**Exercise description:** Reproduce the records verbatim, starting with the first line and ending with the line containing "user-rank: Apprentice xyxy=(1082,22,1149,37)", including that line.
>> Begin Data shown
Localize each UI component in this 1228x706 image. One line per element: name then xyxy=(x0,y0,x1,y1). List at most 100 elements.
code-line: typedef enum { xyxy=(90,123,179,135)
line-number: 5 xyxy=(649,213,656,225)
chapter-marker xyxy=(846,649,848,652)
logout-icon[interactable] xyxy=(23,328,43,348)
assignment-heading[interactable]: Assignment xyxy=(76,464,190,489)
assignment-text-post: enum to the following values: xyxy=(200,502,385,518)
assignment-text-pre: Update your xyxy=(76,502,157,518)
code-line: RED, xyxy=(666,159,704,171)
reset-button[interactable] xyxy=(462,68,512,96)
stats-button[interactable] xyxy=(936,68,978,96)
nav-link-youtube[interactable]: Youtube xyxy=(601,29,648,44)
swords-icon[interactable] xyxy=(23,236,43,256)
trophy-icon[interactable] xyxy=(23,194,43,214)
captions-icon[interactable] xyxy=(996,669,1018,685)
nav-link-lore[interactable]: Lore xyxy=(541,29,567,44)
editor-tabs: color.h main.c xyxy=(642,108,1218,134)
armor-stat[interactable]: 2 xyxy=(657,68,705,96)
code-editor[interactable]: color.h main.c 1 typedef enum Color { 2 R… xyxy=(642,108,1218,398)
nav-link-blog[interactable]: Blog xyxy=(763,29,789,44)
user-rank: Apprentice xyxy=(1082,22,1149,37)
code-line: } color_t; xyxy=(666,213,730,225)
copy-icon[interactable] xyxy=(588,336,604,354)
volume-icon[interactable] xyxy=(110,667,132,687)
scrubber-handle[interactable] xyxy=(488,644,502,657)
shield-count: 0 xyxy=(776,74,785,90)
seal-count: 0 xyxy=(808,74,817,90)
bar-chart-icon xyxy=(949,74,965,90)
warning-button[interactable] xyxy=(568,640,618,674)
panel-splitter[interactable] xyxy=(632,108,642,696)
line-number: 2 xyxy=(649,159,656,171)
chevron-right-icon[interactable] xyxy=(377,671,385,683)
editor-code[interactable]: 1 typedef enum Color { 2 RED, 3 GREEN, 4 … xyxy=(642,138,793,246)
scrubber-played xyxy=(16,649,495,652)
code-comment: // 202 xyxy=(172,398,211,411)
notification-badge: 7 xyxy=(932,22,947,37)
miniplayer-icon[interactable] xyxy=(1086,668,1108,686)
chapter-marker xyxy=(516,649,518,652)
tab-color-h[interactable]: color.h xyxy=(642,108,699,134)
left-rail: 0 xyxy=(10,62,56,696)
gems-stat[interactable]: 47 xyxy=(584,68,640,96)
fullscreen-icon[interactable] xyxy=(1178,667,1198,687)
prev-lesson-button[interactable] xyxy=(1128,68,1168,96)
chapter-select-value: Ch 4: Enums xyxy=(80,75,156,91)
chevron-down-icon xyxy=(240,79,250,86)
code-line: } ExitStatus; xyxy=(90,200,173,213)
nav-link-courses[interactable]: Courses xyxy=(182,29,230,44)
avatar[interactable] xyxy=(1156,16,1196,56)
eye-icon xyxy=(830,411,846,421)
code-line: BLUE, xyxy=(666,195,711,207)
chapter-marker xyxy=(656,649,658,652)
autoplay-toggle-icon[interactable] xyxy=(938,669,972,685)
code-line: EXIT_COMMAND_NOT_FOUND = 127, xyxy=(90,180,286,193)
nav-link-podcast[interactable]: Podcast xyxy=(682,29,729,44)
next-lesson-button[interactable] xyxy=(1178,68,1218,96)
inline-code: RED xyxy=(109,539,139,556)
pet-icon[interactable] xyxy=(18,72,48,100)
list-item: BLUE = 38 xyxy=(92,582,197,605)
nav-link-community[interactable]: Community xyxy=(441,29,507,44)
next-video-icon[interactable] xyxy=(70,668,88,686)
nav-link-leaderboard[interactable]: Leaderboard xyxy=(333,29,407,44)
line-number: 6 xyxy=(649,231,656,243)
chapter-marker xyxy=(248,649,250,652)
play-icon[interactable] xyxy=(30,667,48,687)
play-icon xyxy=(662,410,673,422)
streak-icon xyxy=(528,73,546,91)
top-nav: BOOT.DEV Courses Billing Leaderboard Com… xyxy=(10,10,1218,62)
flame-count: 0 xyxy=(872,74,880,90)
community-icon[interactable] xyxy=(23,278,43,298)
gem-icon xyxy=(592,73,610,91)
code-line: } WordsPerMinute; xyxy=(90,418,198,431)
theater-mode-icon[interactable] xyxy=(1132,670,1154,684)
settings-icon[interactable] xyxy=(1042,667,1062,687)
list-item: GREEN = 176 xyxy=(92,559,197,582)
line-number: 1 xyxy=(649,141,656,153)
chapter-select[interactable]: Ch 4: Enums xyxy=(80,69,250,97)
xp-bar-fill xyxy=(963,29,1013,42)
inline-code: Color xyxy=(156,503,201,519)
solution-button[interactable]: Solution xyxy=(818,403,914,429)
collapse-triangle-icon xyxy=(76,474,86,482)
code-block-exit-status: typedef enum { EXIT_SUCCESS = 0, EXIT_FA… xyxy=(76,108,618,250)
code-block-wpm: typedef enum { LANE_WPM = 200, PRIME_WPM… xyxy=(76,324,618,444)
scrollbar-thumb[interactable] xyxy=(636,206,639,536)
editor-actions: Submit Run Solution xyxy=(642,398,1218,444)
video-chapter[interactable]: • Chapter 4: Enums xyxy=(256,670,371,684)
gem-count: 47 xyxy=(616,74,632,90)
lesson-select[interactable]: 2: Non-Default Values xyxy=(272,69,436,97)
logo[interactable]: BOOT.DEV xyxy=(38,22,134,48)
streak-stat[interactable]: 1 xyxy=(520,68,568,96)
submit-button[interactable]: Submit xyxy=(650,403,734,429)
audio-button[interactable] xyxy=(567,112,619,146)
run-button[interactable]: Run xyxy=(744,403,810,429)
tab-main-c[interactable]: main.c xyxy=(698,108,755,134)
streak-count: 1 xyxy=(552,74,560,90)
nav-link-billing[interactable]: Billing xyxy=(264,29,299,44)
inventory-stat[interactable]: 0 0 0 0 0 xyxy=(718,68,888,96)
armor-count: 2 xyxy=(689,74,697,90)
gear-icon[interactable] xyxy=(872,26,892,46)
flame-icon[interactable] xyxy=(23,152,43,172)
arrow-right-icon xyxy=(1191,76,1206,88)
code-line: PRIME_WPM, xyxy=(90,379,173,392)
>> End Data shown
**Correct answer:**
Localize each UI component in this 1228x706 image. One line per element: name then xyxy=(x0,y0,x1,y1). List at most 100 elements.
code-line: typedef enum { xyxy=(90,123,179,135)
line-number: 5 xyxy=(649,213,656,225)
chapter-marker xyxy=(846,649,848,652)
logout-icon[interactable] xyxy=(23,328,43,348)
assignment-heading[interactable]: Assignment xyxy=(76,464,190,489)
assignment-text-post: enum to the following values: xyxy=(200,502,385,518)
assignment-text-pre: Update your xyxy=(76,502,157,518)
code-line: RED, xyxy=(666,159,704,171)
reset-button[interactable] xyxy=(462,68,512,96)
stats-button[interactable] xyxy=(936,68,978,96)
nav-link-youtube[interactable]: Youtube xyxy=(601,29,648,44)
swords-icon[interactable] xyxy=(23,236,43,256)
trophy-icon[interactable] xyxy=(23,194,43,214)
captions-icon[interactable] xyxy=(996,669,1018,685)
nav-link-lore[interactable]: Lore xyxy=(541,29,567,44)
editor-tabs: color.h main.c xyxy=(642,108,1218,134)
armor-stat[interactable]: 2 xyxy=(657,68,705,96)
code-editor[interactable]: color.h main.c 1 typedef enum Color { 2 R… xyxy=(642,108,1218,398)
nav-link-blog[interactable]: Blog xyxy=(763,29,789,44)
user-rank: Apprentice xyxy=(1082,22,1149,37)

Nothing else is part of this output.